## TASK TO CARRY OUT
Retype each record shown below, leaving every character as it is.

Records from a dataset
————————

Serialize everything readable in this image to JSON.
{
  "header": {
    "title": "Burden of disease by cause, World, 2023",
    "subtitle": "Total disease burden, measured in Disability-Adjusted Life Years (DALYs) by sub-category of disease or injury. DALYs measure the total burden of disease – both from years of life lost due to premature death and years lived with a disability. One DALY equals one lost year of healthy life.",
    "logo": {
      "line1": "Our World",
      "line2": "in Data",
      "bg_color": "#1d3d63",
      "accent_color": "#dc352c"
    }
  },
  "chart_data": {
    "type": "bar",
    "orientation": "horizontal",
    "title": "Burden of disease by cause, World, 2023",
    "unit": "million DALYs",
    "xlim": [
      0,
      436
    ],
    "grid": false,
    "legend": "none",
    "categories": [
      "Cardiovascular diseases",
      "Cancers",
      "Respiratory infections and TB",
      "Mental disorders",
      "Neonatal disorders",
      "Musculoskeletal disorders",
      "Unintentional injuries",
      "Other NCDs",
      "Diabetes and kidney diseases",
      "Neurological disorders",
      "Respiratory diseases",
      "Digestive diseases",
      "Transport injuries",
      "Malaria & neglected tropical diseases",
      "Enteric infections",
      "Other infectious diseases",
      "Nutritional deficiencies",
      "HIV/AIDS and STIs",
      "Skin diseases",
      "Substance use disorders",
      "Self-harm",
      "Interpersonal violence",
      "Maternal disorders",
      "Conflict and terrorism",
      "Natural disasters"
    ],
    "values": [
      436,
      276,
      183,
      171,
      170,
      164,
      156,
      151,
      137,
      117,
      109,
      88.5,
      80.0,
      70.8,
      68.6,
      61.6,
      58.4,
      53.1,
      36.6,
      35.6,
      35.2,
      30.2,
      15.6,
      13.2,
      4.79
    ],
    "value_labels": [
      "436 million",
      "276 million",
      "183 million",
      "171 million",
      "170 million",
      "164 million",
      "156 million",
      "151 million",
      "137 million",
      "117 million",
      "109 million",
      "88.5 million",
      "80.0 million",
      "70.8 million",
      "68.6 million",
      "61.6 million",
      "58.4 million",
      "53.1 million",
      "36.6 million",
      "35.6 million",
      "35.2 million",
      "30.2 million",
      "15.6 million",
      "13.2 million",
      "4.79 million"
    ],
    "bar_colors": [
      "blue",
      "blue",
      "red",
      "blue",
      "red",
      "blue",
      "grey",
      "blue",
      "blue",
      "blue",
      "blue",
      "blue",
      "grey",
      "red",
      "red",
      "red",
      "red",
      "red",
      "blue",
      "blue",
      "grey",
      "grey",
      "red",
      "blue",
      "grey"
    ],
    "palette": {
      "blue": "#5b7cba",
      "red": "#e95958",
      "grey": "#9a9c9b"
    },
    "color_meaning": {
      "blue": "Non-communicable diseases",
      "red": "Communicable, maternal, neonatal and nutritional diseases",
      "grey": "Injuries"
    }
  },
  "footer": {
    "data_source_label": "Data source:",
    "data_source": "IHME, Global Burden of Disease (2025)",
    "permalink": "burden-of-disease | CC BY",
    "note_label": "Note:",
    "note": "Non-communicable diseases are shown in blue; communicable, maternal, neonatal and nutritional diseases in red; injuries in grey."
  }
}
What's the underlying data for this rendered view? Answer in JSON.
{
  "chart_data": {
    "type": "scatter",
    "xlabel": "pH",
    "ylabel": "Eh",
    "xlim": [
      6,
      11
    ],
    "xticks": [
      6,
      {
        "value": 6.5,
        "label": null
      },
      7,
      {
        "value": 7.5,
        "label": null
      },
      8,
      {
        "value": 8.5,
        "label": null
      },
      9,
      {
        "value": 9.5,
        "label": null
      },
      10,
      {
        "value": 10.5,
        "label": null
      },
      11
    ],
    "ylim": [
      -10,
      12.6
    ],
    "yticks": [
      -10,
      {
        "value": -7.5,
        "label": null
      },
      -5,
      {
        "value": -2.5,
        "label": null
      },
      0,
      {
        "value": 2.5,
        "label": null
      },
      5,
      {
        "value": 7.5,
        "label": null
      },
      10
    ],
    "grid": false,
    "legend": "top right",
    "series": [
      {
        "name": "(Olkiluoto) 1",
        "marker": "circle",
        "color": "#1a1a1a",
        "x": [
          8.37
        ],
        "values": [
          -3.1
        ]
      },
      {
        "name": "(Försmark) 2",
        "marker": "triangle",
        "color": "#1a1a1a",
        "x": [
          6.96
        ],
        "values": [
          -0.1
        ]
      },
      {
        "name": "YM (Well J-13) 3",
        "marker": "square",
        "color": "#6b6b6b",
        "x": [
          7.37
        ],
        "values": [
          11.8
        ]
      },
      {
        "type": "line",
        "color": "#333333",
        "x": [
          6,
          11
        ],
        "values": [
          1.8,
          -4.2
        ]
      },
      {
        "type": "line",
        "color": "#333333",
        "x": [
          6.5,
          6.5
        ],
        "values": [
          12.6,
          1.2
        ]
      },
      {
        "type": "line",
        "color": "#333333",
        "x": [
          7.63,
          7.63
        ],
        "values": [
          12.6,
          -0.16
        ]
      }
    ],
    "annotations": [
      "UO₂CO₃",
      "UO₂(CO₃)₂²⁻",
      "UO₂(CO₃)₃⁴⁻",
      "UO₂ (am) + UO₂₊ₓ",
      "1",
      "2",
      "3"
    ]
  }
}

————————

## RESPONSE TO THIS EXERCISE
Serialize everything readable in this image to JSON.
{
  "header": {
    "title": "Burden of disease by cause, World, 2023",
    "subtitle": "Total disease burden, measured in Disability-Adjusted Life Years (DALYs) by sub-category of disease or injury. DALYs measure the total burden of disease – both from years of life lost due to premature death and years lived with a disability. One DALY equals one lost year of healthy life.",
    "logo": {
      "line1": "Our World",
      "line2": "in Data",
      "bg_color": "#1d3d63",
      "accent_color": "#dc352c"
    }
  },
  "chart_data": {
    "type": "bar",
    "orientation": "horizontal",
    "title": "Burden of disease by cause, World, 2023",
    "unit": "million DALYs",
    "xlim": [
      0,
      436
    ],
    "grid": false,
    "legend": "none",
    "categories": [
      "Cardiovascular diseases",
      "Cancers",
      "Respiratory infections and TB",
      "Mental disorders",
      "Neonatal disorders",
      "Musculoskeletal disorders",
      "Unintentional injuries",
      "Other NCDs",
      "Diabetes and kidney diseases",
      "Neurological disorders",
      "Respiratory diseases",
      "Digestive diseases",
      "Transport injuries",
      "Malaria & neglected tropical diseases",
      "Enteric infections",
      "Other infectious diseases",
      "Nutritional deficiencies",
      "HIV/AIDS and STIs",
      "Skin diseases",
      "Substance use disorders",
      "Self-harm",
      "Interpersonal violence",
      "Maternal disorders",
      "Conflict and terrorism",
      "Natural disasters"
    ],
    "values": [
      436,
      276,
      183,
      171,
      170,
      164,
      156,
      151,
      137,
      117,
      109,
      88.5,
      80.0,
      70.8,
      68.6,
      61.6,
      58.4,
      53.1,
      36.6,
      35.6,
      35.2,
      30.2,
      15.6,
      13.2,
      4.79
    ],
    "value_labels": [
      "436 million",
      "276 million",
      "183 million",
      "171 million",
      "170 million",
      "164 million",
      "156 million",
      "151 million",
      "137 million",
      "117 million",
      "109 million",
      "88.5 million",
      "80.0 million",
      "70.8 million",
      "68.6 million",
      "61.6 million",
      "58.4 million",
      "53.1 million",
      "36.6 million",
      "35.6 million",
      "35.2 million",
      "30.2 million",
      "15.6 million",
      "13.2 million",
      "4.79 million"
    ],
    "bar_colors": [
      "blue",
      "blue",
      "red",
      "blue",
      "red",
      "blue",
      "grey",
      "blue",
      "blue",
      "blue",
      "blue",
      "blue",
      "grey",
      "red",
      "red",
      "red",
      "red",
      "red",
      "blue",
      "blue",
      "grey",
      "grey",
      "red",
      "blue",
      "grey"
    ],
    "palette": {
      "blue": "#5b7cba",
      "red": "#e95958",
      "grey": "#9a9c9b"
    },
    "color_meaning": {
      "blue": "Non-communicable diseases",
      "red": "Communicable, maternal, neonatal and nutritional diseases",
      "grey": "Injuries"
    }
  },
  "footer": {
    "data_source_label": "Data source:",
    "data_source": "IHME, Global Burden of Disease (2025)",
    "permalink": "burden-of-disease | CC BY",
    "note_label": "Note:",
    "note": "Non-communicable diseases are shown in blue; communicable, maternal, neonatal and nutritional diseases in red; injuries in grey."
  }
}
What's the underlying data for this rendered view? Answer in JSON.
{
  "chart_data": {
    "type": "scatter",
    "xlabel": "pH",
    "ylabel": "Eh",
    "xlim": [
      6,
      11
    ],
    "xticks": [
      6,
      {
        "value": 6.5,
        "label": null
      },
      7,
      {
        "value": 7.5,
        "label": null
      },
      8,
      {
        "value": 8.5,
        "label": null
      },
      9,
      {
        "value": 9.5,
        "label": null
      },
      10,
      {
        "value": 10.5,
        "label": null
      },
      11
    ],
    "ylim": [
      -10,
      12.6
    ],
    "yticks": [
      -10,
      {
        "value": -7.5,
        "label": null
      },
      -5,
      {
        "value": -2.5,
        "label": null
      },
      0,
      {
        "value": 2.5,
        "label": null
      },
      5,
      {
        "value": 7.5,
        "label": null
      },
      10
    ],
    "grid": false,
    "legend": "top right",
    "series": [
      {
        "name": "(Olkiluoto) 1",
        "marker": "circle",
        "color": "#1a1a1a",
        "x": [
          8.37
        ],
        "values": [
          -3.1
        ]
      },
      {
        "name": "(Försmark) 2",
        "marker": "triangle",
        "color": "#1a1a1a",
        "x": [
          6.96
        ],
        "values": [
          -0.1
        ]
      },
      {
        "name": "YM (Well J-13) 3",
        "marker": "square",
        "color": "#6b6b6b",
        "x": [
          7.37
        ],
        "values": [
          11.8
        ]
      },
      {
        "type": "line",
        "color": "#333333",
        "x": [
          6,
          11
        ],
        "values": [
          1.8,
          -4.2
        ]
      },
      {
        "type": "line",
        "color": "#333333",
        "x": [
          6.5,
          6.5
        ],
        "values": [
          12.6,
          1.2
        ]
      },
      {
        "type": "line",
        "color": "#333333",
        "x": [
          7.63,
          7.63
        ],
        "values": [
          12.6,
          -0.16
        ]
      }
    ],
    "annotations": [
      "UO₂CO₃",
      "UO₂(CO₃)₂²⁻",
      "UO₂(CO₃)₃⁴⁻",
      "UO₂ (am) + UO₂₊ₓ",
      "1",
      "2",
      "3"
    ]
  }
}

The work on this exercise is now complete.